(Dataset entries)
━━━━━━━━━━
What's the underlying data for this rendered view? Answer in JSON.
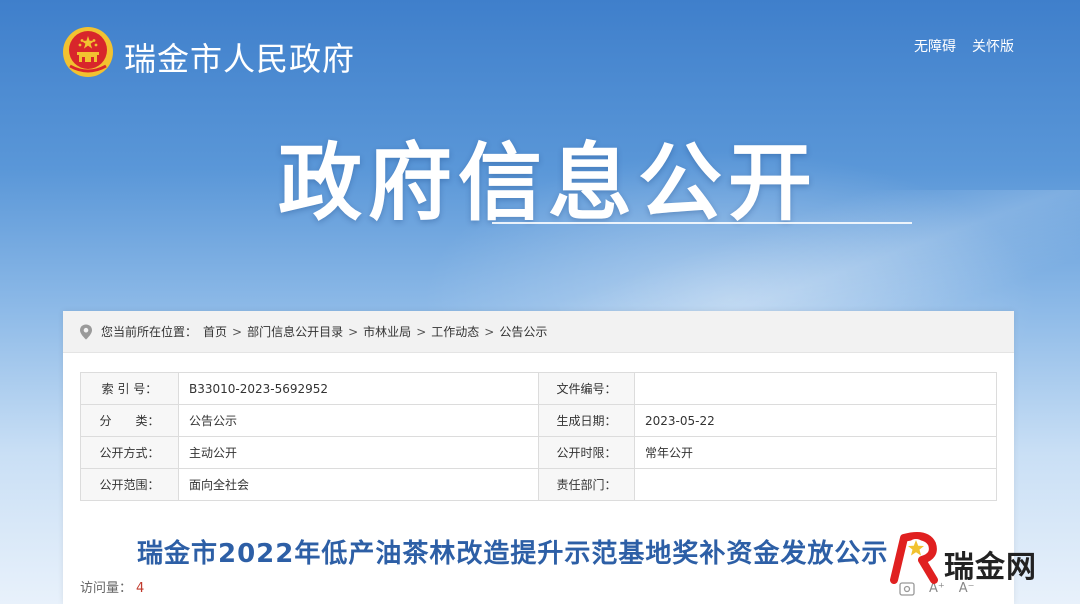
{
  "header": {
    "site_name": "瑞金市人民政府",
    "links": [
      "无障碍",
      "关怀版"
    ]
  },
  "hero": {
    "title": "政府信息公开"
  },
  "breadcrumb": {
    "prefix": "您当前所在位置：",
    "items": [
      "首页",
      "部门信息公开目录",
      "市林业局",
      "工作动态",
      "公告公示"
    ],
    "separator": ">"
  },
  "meta": {
    "rows": [
      {
        "label1": "索 引 号：",
        "value1": "B33010-2023-5692952",
        "label2": "文件编号：",
        "value2": ""
      },
      {
        "label1": "分　　类：",
        "value1": "公告公示",
        "label2": "生成日期：",
        "value2": "2023-05-22"
      },
      {
        "label1": "公开方式：",
        "value1": "主动公开",
        "label2": "公开时限：",
        "value2": "常年公开"
      },
      {
        "label1": "公开范围：",
        "value1": "面向全社会",
        "label2": "责任部门：",
        "value2": ""
      }
    ]
  },
  "document": {
    "title": "瑞金市2022年低产油茶林改造提升示范基地奖补资金发放公示",
    "visits_label": "访问量：",
    "visits_count": "4"
  },
  "tools": {
    "font_larger": "A⁺",
    "font_smaller": "A⁻"
  },
  "watermark": {
    "text": "瑞金网"
  },
  "colors": {
    "title_blue": "#2d5fa6",
    "emblem_red": "#d8262b",
    "emblem_gold": "#f2c230"
  }
}
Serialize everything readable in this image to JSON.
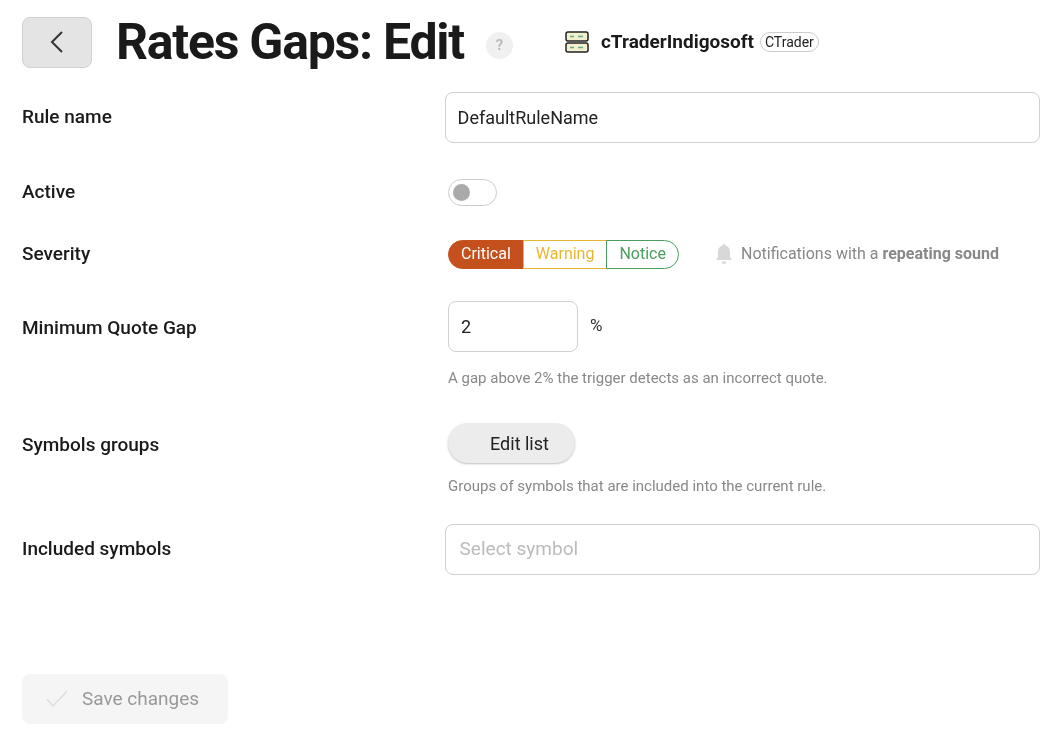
{
  "header": {
    "title": "Rates Gaps: Edit",
    "help": "?",
    "server": "cTraderIndigosoft",
    "server_tag": "CTrader"
  },
  "fields": [
    {
      "kind": "text",
      "label": "Rule name",
      "value": "DefaultRuleName"
    },
    {
      "kind": "toggle",
      "label": "Active",
      "on": false
    },
    {
      "kind": "severity",
      "label": "Severity",
      "options": [
        {
          "label": "Critical",
          "selected": true,
          "color": "#c4501e"
        },
        {
          "label": "Warning",
          "selected": false,
          "color": "#e8b730"
        },
        {
          "label": "Notice",
          "selected": false,
          "color": "#4a9e5e"
        }
      ],
      "note": "Notifications with a **repeating sound**"
    },
    {
      "kind": "number",
      "label": "Minimum Quote Gap",
      "value": "2",
      "unit": "%",
      "hint": "A gap above 2% the trigger detects as an incorrect quote."
    },
    {
      "kind": "button",
      "label": "Symbols groups",
      "button": "Edit list",
      "hint": "Groups of symbols that are included into the current rule."
    },
    {
      "kind": "select",
      "label": "Included symbols",
      "placeholder": "Select symbol"
    }
  ],
  "save": {
    "label": "Save changes",
    "disabled": true
  }
}
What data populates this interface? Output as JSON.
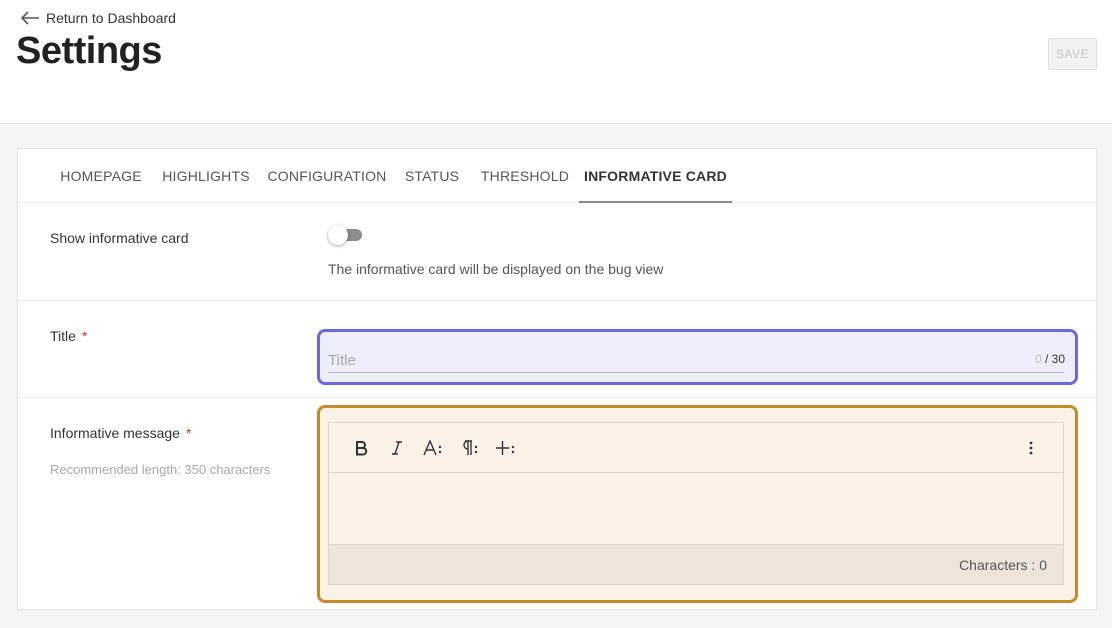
{
  "header": {
    "back_label": "Return to Dashboard",
    "title": "Settings",
    "save_label": "SAVE"
  },
  "tabs": [
    {
      "label": "HOMEPAGE",
      "active": false
    },
    {
      "label": "HIGHLIGHTS",
      "active": false
    },
    {
      "label": "CONFIGURATION",
      "active": false
    },
    {
      "label": "STATUS",
      "active": false
    },
    {
      "label": "THRESHOLD",
      "active": false
    },
    {
      "label": "INFORMATIVE CARD",
      "active": true
    }
  ],
  "show_card": {
    "label": "Show informative card",
    "enabled": false,
    "description": "The informative card will be displayed on the bug view"
  },
  "title_field": {
    "label": "Title",
    "required_mark": "*",
    "placeholder": "Title",
    "value": "",
    "count": "0",
    "max": "/ 30"
  },
  "message_field": {
    "label": "Informative message",
    "required_mark": "*",
    "hint": "Recommended length: 350 characters",
    "toolbar": [
      "bold-icon",
      "italic-icon",
      "font-size-icon",
      "paragraph-icon",
      "insert-icon",
      "more-options-icon"
    ],
    "char_count": "Characters : 0"
  },
  "colors": {
    "title_highlight": "#6a6ad8",
    "message_highlight": "#c48a2c",
    "required": "#d0312d"
  }
}
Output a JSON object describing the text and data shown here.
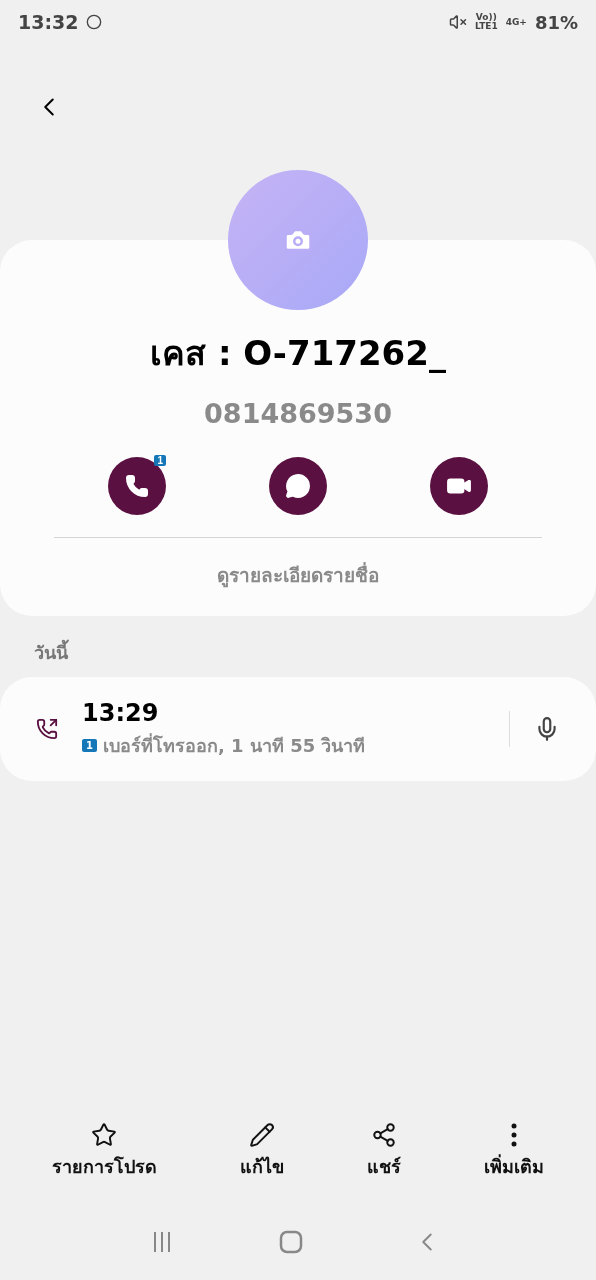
{
  "status_bar": {
    "time": "13:32",
    "battery": "81%",
    "network": "4G+",
    "volte": "Vo))",
    "lte": "LTE1"
  },
  "contact": {
    "name": "เคส : O-717262_",
    "number": "0814869530",
    "call_badge": "1",
    "details_link": "ดูรายละเอียดรายชื่อ"
  },
  "history": {
    "heading": "วันนี้",
    "entries": [
      {
        "time": "13:29",
        "sim": "1",
        "description": "เบอร์ที่โทรออก, 1 นาที 55 วินาที"
      }
    ]
  },
  "bottom_actions": [
    {
      "kind": "star",
      "label": "รายการโปรด"
    },
    {
      "kind": "edit",
      "label": "แก้ไข"
    },
    {
      "kind": "share",
      "label": "แชร์"
    },
    {
      "kind": "more",
      "label": "เพิ่มเติม"
    }
  ]
}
━━━━━━━━━━
> **Exercise description**
Each record above must be returned exactly as written, with its pictures omitted.

> **Task output**
What's the underlying data for this rendered view? Answer in JSON.
{
  "header": {
    "site_name": "瑞金市人民政府",
    "links": [
      "无障碍",
      "关怀版"
    ]
  },
  "hero": {
    "title": "政府信息公开"
  },
  "breadcrumb": {
    "prefix": "您当前所在位置：",
    "items": [
      "首页",
      "部门信息公开目录",
      "市林业局",
      "工作动态",
      "公告公示"
    ],
    "separator": ">"
  },
  "meta": {
    "rows": [
      {
        "label1": "索 引 号：",
        "value1": "B33010-2023-5692952",
        "label2": "文件编号：",
        "value2": ""
      },
      {
        "label1": "分　　类：",
        "value1": "公告公示",
        "label2": "生成日期：",
        "value2": "2023-05-22"
      },
      {
        "label1": "公开方式：",
        "value1": "主动公开",
        "label2": "公开时限：",
        "value2": "常年公开"
      },
      {
        "label1": "公开范围：",
        "value1": "面向全社会",
        "label2": "责任部门：",
        "value2": ""
      }
    ]
  },
  "document": {
    "title": "瑞金市2022年低产油茶林改造提升示范基地奖补资金发放公示",
    "visits_label": "访问量：",
    "visits_count": "4"
  },
  "tools": {
    "font_larger": "A⁺",
    "font_smaller": "A⁻"
  },
  "watermark": {
    "text": "瑞金网"
  },
  "colors": {
    "title_blue": "#2d5fa6",
    "emblem_red": "#d8262b",
    "emblem_gold": "#f2c230"
  }
}
Serialize everything readable in this image to JSON.
{
  "header": {
    "title": "Rates Gaps: Edit",
    "help": "?",
    "server": "cTraderIndigosoft",
    "server_tag": "CTrader"
  },
  "fields": [
    {
      "kind": "text",
      "label": "Rule name",
      "value": "DefaultRuleName"
    },
    {
      "kind": "toggle",
      "label": "Active",
      "on": false
    },
    {
      "kind": "severity",
      "label": "Severity",
      "options": [
        {
          "label": "Critical",
          "selected": true,
          "color": "#c4501e"
        },
        {
          "label": "Warning",
          "selected": false,
          "color": "#e8b730"
        },
        {
          "label": "Notice",
          "selected": false,
          "color": "#4a9e5e"
        }
      ],
      "note": "Notifications with a **repeating sound**"
    },
    {
      "kind": "number",
      "label": "Minimum Quote Gap",
      "value": "2",
      "unit": "%",
      "hint": "A gap above 2% the trigger detects as an incorrect quote."
    },
    {
      "kind": "button",
      "label": "Symbols groups",
      "button": "Edit list",
      "hint": "Groups of symbols that are included into the current rule."
    },
    {
      "kind": "select",
      "label": "Included symbols",
      "placeholder": "Select symbol"
    }
  ],
  "save": {
    "label": "Save changes",
    "disabled": true
  }
}
What data populates this interface? Output as JSON.
{
  "header": {
    "back_label": "Return to Dashboard",
    "title": "Settings",
    "save_label": "SAVE"
  },
  "tabs": [
    {
      "label": "HOMEPAGE",
      "active": false
    },
    {
      "label": "HIGHLIGHTS",
      "active": false
    },
    {
      "label": "CONFIGURATION",
      "active": false
    },
    {
      "label": "STATUS",
      "active": false
    },
    {
      "label": "THRESHOLD",
      "active": false
    },
    {
      "label": "INFORMATIVE CARD",
      "active": true
    }
  ],
  "show_card": {
    "label": "Show informative card",
    "enabled": false,
    "description": "The informative card will be displayed on the bug view"
  },
  "title_field": {
    "label": "Title",
    "required_mark": "*",
    "placeholder": "Title",
    "value": "",
    "count": "0",
    "max": "/ 30"
  },
  "message_field": {
    "label": "Informative message",
    "required_mark": "*",
    "hint": "Recommended length: 350 characters",
    "toolbar": [
      "bold-icon",
      "italic-icon",
      "font-size-icon",
      "paragraph-icon",
      "insert-icon",
      "more-options-icon"
    ],
    "char_count": "Characters : 0"
  },
  "colors": {
    "title_highlight": "#6a6ad8",
    "message_highlight": "#c48a2c",
    "required": "#d0312d"
  }
}
Output a JSON object describing the text and data shown here.
{
  "status_bar": {
    "time": "13:32",
    "battery": "81%",
    "network": "4G+",
    "volte": "Vo))",
    "lte": "LTE1"
  },
  "contact": {
    "name": "เคส : O-717262_",
    "number": "0814869530",
    "call_badge": "1",
    "details_link": "ดูรายละเอียดรายชื่อ"
  },
  "history": {
    "heading": "วันนี้",
    "entries": [
      {
        "time": "13:29",
        "sim": "1",
        "description": "เบอร์ที่โทรออก, 1 นาที 55 วินาที"
      }
    ]
  },
  "bottom_actions": [
    {
      "kind": "star",
      "label": "รายการโปรด"
    },
    {
      "kind": "edit",
      "label": "แก้ไข"
    },
    {
      "kind": "share",
      "label": "แชร์"
    },
    {
      "kind": "more",
      "label": "เพิ่มเติม"
    }
  ]
}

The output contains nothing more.